►
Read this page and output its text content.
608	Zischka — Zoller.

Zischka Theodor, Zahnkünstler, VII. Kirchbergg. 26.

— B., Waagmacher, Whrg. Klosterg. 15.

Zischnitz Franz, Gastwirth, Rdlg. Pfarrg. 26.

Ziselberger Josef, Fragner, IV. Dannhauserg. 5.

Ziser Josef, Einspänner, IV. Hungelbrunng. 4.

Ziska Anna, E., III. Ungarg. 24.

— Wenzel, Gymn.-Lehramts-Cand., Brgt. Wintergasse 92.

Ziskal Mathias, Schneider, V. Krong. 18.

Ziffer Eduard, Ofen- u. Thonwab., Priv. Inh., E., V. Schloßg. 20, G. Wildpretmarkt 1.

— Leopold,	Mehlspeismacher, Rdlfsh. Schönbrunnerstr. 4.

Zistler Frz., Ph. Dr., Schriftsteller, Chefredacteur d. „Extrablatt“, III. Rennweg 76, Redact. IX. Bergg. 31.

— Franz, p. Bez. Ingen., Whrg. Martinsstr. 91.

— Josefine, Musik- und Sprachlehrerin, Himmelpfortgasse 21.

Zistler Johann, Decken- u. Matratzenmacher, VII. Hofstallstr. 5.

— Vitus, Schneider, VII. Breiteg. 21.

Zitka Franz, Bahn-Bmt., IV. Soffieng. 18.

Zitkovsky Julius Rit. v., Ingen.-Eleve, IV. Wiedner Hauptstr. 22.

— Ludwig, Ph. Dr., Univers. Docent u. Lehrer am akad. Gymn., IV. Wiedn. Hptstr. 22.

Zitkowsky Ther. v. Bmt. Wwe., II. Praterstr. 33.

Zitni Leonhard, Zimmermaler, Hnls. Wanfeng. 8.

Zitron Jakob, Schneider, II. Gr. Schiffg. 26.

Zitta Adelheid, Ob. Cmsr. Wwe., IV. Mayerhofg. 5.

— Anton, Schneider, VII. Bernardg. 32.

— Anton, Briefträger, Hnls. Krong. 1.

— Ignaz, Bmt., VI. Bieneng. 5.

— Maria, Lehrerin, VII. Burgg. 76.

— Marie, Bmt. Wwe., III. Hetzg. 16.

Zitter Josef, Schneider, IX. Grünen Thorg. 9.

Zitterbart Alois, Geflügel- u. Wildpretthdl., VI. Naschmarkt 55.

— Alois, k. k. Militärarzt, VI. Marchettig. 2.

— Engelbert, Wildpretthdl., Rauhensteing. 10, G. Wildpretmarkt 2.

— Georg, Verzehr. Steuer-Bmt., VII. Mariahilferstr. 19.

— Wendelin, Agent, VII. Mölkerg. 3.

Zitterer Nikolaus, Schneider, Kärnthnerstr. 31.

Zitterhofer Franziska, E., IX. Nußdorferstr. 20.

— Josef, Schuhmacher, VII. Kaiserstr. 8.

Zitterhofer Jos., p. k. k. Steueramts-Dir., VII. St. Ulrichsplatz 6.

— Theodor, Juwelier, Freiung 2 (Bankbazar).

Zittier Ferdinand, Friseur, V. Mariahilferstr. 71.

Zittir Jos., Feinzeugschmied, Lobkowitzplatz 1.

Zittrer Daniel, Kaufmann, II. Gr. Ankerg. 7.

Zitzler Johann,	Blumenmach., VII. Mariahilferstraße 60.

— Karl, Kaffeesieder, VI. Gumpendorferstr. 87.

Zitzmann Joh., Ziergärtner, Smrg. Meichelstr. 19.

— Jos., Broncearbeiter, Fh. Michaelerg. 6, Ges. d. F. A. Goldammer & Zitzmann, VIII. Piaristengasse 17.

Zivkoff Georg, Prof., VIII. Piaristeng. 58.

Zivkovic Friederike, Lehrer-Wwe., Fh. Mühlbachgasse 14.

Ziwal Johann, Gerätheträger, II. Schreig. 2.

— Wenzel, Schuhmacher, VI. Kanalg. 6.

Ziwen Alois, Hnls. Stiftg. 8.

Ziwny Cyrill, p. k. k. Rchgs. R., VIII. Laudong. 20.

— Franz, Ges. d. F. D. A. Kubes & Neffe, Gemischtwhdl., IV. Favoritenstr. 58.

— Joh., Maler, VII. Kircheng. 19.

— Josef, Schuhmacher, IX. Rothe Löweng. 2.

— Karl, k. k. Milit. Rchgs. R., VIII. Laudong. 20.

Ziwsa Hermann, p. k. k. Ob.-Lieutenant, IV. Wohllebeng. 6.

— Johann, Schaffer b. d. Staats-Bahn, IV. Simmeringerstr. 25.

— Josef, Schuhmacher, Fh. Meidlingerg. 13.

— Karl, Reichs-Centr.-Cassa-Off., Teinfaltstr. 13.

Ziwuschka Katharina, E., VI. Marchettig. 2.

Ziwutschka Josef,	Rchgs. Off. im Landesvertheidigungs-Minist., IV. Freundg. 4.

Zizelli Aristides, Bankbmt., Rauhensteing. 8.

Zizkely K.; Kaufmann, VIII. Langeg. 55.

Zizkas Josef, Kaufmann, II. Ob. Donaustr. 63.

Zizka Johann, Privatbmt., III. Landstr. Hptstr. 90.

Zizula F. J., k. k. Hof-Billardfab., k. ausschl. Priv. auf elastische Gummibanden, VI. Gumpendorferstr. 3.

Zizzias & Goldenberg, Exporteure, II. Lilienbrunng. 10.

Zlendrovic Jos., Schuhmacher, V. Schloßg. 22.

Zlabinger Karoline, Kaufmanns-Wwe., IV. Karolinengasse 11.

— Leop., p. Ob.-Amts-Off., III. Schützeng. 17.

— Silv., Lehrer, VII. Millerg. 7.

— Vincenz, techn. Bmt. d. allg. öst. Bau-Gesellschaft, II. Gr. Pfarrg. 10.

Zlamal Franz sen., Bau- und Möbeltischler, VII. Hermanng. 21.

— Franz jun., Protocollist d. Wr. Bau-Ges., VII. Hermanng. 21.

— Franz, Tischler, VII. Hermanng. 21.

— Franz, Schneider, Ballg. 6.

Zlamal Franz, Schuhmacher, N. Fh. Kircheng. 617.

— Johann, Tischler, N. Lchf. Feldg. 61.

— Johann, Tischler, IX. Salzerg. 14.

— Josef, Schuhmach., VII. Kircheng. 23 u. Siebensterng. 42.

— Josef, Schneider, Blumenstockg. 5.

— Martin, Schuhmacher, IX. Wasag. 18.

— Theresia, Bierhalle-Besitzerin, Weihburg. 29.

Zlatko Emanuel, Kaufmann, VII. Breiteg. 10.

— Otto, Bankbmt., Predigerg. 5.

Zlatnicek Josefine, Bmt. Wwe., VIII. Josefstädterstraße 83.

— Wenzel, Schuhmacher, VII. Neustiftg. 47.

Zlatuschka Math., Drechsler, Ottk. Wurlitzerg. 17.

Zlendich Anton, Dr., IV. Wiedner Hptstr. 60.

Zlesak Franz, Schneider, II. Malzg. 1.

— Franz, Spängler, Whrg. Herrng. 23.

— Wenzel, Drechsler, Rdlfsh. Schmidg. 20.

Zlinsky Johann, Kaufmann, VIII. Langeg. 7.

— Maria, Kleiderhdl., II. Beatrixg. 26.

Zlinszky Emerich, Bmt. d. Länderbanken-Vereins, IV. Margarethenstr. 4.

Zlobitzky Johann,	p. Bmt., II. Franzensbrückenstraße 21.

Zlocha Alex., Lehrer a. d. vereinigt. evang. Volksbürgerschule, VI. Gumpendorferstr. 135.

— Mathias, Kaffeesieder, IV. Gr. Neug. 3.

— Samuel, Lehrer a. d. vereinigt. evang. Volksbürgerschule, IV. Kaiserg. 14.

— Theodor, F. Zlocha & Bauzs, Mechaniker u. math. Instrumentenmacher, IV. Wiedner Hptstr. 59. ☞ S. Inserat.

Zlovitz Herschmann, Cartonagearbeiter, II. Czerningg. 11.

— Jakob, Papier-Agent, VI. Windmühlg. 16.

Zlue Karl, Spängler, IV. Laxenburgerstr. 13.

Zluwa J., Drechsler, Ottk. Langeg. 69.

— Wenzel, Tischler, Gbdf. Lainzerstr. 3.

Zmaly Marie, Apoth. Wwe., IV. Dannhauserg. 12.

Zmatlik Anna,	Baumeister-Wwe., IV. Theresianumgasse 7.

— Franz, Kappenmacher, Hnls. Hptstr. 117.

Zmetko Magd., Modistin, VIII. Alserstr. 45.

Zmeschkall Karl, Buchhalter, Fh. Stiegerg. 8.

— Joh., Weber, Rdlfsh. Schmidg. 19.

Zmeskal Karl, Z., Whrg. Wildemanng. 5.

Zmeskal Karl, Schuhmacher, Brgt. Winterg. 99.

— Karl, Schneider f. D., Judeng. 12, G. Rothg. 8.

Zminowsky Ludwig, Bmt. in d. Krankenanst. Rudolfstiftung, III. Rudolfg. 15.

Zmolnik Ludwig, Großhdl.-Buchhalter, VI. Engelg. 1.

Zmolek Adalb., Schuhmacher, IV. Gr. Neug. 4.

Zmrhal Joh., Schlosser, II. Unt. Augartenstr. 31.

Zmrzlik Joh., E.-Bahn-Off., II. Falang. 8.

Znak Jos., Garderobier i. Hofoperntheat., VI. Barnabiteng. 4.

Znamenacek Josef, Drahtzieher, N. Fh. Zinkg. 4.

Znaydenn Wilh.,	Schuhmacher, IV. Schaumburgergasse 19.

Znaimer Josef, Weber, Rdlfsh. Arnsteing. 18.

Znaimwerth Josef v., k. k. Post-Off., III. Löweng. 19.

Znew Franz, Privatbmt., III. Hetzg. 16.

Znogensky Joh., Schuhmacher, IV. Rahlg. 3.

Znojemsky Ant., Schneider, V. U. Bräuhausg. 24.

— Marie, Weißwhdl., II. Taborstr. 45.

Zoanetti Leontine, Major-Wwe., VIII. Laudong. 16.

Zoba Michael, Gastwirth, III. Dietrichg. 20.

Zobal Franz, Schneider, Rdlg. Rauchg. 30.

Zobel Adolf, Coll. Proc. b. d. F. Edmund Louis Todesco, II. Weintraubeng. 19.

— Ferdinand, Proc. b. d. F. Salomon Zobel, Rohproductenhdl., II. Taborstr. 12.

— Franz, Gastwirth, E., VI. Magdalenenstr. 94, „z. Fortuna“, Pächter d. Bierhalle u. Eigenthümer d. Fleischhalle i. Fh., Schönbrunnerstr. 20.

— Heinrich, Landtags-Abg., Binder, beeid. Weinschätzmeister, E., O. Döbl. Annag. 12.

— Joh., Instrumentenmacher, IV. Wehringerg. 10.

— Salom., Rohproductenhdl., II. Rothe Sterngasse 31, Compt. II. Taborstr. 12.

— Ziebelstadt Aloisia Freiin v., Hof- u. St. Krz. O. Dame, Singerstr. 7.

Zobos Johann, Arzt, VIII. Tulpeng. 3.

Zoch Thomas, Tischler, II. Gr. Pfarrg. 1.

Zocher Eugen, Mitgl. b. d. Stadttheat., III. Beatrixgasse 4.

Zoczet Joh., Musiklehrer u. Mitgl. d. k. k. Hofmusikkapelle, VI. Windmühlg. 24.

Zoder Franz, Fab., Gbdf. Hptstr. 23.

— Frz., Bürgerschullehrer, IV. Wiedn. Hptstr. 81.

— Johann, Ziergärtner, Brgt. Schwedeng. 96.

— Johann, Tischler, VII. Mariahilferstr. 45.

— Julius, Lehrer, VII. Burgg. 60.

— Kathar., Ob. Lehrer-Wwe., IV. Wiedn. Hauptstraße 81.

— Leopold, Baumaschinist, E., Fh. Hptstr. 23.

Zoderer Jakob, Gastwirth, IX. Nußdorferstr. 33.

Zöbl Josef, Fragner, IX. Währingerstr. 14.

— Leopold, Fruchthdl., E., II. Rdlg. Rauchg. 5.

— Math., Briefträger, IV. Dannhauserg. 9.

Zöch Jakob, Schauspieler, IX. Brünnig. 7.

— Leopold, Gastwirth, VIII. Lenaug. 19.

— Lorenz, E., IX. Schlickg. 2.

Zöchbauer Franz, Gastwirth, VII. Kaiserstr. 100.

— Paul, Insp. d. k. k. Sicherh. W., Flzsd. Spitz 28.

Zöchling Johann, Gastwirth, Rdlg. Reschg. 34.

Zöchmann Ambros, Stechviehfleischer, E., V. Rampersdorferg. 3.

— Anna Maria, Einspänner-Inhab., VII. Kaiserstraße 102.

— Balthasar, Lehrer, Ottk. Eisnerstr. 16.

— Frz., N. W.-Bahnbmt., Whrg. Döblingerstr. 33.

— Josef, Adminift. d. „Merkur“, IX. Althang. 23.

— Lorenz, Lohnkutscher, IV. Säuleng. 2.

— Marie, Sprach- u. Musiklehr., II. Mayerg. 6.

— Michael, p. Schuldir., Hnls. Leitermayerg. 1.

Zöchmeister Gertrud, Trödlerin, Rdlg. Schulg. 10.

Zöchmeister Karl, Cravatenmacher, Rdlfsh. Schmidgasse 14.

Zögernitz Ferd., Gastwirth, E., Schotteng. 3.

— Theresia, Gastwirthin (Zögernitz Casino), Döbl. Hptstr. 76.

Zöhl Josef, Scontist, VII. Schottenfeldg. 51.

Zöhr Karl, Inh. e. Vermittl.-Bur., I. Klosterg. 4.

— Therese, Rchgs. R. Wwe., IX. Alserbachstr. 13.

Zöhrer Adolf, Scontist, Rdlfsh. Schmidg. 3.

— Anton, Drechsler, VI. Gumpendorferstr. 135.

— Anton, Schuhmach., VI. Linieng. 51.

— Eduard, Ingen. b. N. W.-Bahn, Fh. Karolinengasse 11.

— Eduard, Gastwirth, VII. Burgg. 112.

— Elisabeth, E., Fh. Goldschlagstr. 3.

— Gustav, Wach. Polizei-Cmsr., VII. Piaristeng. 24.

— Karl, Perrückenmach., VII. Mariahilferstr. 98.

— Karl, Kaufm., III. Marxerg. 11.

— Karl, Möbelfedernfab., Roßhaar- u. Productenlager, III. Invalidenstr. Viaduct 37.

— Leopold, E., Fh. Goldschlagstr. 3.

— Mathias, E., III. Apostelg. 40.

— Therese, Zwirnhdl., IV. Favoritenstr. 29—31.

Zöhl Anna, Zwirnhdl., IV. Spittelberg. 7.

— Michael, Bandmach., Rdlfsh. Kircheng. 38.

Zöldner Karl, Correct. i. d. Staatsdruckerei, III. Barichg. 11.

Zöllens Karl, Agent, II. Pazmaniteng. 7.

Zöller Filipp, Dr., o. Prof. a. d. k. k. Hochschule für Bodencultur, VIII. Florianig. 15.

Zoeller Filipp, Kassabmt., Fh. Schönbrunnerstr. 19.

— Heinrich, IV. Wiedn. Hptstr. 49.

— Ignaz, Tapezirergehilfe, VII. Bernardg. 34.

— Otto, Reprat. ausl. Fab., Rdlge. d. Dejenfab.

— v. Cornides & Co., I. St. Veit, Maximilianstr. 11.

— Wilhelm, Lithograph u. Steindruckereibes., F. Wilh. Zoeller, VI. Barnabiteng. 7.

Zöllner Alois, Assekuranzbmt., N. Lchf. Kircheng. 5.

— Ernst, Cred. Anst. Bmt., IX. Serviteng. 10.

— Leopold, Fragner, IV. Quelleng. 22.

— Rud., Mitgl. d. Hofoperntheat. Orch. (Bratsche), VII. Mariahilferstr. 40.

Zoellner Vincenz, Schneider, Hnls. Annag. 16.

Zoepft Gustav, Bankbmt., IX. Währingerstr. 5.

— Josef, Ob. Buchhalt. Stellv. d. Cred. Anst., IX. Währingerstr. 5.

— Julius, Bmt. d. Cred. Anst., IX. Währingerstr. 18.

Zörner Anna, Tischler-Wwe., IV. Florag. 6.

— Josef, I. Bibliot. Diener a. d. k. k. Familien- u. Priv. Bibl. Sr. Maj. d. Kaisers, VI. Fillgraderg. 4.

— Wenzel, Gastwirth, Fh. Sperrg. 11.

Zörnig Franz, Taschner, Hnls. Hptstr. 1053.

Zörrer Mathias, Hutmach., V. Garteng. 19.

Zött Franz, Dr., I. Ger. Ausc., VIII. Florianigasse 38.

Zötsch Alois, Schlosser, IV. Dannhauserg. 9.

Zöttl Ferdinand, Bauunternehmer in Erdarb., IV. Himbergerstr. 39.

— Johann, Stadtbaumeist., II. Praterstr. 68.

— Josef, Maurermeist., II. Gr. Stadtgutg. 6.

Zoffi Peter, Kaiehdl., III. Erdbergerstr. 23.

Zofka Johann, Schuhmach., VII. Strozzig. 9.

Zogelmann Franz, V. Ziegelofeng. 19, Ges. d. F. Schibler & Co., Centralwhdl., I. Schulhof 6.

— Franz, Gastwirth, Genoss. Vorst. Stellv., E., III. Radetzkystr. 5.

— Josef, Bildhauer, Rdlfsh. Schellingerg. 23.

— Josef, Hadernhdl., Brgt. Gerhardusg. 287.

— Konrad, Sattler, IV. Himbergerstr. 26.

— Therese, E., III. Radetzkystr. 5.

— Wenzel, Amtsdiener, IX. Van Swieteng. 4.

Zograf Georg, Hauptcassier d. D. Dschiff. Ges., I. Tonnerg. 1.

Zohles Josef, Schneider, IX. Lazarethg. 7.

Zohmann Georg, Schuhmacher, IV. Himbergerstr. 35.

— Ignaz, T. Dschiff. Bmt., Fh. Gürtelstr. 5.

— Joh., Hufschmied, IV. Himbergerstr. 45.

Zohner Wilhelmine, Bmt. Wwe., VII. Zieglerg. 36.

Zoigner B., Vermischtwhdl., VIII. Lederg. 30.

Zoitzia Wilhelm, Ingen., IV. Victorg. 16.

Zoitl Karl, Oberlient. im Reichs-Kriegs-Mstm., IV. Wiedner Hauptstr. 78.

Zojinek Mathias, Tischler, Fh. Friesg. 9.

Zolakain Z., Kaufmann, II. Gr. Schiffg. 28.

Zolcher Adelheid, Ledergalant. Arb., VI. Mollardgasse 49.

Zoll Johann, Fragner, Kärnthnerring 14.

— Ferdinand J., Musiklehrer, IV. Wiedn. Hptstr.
◄
◆ Problem ◆
Select all lines with the word "Zistler" from the entries above.

◆ The completed task ◆
Zistler Frz., Ph. Dr., Schriftsteller, Chefredacteur d. „Extrablatt“, III. Rennweg 76, Redact. IX. Bergg. 31.
Zistler Johann, Decken- u. Matratzenmacher, VII. Hofstallstr. 5.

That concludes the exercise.